• _TASK PROMPT_
Scan the lines below for the word "Address". Copy each line you find it in.

Stored data

------------------------------------------------------------------------

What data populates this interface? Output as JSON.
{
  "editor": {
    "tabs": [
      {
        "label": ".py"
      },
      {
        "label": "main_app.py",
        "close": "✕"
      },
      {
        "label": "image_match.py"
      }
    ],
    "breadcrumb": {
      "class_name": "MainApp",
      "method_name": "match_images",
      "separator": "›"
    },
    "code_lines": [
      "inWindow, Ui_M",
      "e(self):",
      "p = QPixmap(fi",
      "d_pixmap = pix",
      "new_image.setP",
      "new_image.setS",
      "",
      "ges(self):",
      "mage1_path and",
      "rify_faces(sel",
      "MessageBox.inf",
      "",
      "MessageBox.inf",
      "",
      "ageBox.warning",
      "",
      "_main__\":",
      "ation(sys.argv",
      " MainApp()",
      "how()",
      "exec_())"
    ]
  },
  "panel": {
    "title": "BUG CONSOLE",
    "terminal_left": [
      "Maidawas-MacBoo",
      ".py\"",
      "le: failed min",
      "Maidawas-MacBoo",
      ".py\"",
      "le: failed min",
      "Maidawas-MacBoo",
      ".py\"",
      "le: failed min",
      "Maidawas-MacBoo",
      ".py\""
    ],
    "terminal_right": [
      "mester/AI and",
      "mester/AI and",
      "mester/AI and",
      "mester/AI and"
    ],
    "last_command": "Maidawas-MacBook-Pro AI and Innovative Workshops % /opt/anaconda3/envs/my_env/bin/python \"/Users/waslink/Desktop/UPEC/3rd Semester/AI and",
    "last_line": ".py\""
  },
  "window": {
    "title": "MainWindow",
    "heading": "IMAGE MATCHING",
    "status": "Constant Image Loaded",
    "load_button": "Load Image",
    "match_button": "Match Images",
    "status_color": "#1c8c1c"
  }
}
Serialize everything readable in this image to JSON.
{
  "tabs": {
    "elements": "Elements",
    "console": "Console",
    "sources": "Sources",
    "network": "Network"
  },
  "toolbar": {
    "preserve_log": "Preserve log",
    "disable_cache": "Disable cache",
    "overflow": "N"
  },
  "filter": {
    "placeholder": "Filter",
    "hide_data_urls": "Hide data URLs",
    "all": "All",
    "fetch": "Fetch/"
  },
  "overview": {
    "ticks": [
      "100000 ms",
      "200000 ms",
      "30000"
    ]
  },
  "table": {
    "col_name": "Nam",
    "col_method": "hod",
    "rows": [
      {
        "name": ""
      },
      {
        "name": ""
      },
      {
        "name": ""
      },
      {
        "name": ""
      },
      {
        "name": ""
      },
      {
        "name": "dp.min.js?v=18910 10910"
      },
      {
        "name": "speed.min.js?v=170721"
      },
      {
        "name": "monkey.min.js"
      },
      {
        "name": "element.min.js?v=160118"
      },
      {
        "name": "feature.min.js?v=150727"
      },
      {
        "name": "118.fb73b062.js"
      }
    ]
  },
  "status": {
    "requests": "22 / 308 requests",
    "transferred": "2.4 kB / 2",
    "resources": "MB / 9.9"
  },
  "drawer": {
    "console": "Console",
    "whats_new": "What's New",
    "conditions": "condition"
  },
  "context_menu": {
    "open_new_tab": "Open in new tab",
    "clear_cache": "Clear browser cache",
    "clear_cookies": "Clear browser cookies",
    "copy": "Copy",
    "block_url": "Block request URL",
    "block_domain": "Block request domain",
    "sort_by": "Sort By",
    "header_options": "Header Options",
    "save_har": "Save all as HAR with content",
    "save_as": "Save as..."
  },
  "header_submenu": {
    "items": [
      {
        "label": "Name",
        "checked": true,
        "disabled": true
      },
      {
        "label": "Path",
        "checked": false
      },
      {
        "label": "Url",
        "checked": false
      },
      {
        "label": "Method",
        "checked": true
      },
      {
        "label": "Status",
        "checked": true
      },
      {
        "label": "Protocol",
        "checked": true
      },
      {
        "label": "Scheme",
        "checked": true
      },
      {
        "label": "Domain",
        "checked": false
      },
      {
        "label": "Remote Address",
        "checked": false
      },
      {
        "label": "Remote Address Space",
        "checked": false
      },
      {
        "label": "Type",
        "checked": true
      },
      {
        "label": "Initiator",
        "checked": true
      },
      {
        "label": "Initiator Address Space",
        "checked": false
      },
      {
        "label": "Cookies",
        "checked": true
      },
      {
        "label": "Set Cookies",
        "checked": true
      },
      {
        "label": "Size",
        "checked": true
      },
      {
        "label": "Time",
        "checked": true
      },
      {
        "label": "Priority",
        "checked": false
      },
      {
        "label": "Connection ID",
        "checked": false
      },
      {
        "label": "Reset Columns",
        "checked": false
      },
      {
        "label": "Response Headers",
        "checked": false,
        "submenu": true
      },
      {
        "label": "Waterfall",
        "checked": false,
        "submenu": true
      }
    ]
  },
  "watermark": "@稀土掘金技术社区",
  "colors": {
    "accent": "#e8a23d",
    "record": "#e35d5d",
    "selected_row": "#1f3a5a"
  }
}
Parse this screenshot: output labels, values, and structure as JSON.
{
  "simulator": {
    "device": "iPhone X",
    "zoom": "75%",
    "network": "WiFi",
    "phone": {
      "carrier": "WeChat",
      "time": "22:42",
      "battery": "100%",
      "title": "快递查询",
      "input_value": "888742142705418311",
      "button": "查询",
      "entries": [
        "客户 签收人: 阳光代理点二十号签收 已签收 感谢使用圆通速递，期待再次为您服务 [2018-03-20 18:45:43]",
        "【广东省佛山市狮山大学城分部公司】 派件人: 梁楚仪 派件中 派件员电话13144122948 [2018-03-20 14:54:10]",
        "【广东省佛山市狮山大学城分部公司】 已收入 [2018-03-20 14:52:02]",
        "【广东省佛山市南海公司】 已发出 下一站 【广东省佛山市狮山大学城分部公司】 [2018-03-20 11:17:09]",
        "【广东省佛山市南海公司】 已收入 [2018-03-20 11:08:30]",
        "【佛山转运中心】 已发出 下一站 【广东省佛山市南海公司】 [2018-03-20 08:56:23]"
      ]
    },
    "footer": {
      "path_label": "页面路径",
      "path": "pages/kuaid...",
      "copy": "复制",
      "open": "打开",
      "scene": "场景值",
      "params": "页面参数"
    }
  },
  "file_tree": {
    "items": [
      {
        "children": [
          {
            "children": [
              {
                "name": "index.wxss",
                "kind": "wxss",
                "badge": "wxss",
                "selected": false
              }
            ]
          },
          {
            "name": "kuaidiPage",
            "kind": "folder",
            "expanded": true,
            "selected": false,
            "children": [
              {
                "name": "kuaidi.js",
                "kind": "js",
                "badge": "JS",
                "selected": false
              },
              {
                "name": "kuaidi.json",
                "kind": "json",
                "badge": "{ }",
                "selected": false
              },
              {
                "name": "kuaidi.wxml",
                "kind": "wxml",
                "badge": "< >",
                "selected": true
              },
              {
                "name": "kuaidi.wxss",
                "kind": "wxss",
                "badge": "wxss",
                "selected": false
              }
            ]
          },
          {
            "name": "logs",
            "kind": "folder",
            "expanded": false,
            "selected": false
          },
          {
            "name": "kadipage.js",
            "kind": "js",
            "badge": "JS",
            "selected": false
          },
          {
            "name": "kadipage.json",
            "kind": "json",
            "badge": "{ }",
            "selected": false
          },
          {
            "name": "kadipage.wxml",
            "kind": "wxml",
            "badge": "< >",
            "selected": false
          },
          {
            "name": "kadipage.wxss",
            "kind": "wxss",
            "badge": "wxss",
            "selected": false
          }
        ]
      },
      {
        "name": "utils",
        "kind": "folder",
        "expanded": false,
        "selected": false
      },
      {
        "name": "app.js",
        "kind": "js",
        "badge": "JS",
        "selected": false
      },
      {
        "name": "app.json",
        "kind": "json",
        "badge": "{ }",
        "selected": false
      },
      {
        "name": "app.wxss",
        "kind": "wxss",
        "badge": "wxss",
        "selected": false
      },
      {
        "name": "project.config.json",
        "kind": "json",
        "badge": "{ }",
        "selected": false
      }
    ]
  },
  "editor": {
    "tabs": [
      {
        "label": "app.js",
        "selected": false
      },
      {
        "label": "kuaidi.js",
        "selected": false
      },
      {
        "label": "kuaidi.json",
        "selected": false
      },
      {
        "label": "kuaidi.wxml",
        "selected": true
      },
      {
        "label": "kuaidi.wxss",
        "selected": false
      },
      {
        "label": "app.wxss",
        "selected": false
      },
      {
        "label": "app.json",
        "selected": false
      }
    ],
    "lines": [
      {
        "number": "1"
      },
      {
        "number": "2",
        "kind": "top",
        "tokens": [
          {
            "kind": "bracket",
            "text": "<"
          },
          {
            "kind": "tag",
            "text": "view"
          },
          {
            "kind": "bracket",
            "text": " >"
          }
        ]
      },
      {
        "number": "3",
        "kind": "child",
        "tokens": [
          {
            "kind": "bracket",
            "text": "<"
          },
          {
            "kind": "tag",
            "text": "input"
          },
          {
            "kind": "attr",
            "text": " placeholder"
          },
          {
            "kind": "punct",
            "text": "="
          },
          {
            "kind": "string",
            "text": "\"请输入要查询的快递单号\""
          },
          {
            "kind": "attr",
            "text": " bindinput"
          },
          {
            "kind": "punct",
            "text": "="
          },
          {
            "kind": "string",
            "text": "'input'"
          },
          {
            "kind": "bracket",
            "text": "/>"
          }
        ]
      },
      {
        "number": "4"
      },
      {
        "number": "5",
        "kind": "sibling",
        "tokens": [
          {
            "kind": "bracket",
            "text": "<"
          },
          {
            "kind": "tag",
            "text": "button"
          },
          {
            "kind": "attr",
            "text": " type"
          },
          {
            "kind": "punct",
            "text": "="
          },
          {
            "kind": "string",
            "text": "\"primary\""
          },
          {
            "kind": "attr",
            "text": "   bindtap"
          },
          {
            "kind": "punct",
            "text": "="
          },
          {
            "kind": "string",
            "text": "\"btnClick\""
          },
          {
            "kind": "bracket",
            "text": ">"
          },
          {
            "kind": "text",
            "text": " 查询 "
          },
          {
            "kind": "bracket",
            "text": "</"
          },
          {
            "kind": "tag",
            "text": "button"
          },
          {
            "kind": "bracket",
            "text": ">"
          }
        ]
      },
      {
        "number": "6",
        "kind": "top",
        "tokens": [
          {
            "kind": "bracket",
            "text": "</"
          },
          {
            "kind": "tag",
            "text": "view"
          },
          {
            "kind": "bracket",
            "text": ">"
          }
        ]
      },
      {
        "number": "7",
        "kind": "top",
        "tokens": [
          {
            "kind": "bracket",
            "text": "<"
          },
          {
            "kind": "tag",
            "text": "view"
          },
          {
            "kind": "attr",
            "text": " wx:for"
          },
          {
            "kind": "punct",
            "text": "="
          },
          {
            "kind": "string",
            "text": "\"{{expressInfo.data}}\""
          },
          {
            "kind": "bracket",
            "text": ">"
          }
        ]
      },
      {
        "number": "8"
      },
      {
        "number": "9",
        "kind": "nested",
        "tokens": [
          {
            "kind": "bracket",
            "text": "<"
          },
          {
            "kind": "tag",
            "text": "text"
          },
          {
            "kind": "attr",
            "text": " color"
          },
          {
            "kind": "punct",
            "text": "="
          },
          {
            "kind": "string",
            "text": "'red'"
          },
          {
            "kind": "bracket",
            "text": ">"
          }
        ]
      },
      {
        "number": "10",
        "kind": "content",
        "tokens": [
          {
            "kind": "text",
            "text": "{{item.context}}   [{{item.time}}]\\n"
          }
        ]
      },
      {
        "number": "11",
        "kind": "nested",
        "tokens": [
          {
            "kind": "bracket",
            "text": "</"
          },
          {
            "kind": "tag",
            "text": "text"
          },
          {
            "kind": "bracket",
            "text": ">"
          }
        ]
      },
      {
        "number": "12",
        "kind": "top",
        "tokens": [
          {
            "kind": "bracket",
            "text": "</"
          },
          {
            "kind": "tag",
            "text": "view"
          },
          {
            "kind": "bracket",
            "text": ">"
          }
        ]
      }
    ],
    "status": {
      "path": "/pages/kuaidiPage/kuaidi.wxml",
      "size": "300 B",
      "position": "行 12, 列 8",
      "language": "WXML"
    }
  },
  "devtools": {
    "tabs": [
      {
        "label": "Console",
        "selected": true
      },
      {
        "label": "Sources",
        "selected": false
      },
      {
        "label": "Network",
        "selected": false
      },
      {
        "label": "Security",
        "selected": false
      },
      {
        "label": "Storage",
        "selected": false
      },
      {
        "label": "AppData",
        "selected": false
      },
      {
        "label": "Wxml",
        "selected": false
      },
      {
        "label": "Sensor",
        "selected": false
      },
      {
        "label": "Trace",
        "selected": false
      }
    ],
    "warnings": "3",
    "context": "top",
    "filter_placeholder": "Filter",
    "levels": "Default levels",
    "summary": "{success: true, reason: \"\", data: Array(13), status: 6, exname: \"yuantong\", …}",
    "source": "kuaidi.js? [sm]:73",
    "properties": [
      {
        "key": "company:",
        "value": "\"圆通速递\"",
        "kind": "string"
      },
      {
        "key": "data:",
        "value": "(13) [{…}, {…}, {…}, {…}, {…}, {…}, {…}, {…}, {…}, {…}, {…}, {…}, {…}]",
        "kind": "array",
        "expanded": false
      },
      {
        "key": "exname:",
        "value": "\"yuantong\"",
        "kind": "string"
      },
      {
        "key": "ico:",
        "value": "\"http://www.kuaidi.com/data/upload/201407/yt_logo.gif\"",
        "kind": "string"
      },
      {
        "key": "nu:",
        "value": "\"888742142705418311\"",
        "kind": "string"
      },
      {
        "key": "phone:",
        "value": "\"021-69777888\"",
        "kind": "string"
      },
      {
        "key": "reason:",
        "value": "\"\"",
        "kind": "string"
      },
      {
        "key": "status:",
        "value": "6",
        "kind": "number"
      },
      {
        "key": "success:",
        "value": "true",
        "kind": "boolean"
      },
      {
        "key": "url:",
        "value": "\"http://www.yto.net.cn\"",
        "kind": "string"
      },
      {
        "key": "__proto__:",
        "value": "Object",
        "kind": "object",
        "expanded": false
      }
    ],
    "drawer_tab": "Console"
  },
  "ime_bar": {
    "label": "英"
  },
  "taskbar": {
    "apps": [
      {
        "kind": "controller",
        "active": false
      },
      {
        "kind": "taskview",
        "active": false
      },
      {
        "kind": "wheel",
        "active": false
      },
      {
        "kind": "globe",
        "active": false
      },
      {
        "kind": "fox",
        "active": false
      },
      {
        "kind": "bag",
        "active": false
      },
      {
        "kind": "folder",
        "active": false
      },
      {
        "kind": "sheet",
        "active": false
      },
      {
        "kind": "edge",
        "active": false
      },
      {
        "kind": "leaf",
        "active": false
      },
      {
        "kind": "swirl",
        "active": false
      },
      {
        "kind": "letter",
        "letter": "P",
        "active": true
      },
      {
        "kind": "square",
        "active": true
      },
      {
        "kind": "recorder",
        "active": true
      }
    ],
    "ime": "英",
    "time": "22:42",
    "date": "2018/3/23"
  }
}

------------------------------------------------------------------------

• _SOLUTION TO THE PROBLEM_
        "label": "Remote Address",
        "label": "Remote Address Space",
        "label": "Initiator Address Space",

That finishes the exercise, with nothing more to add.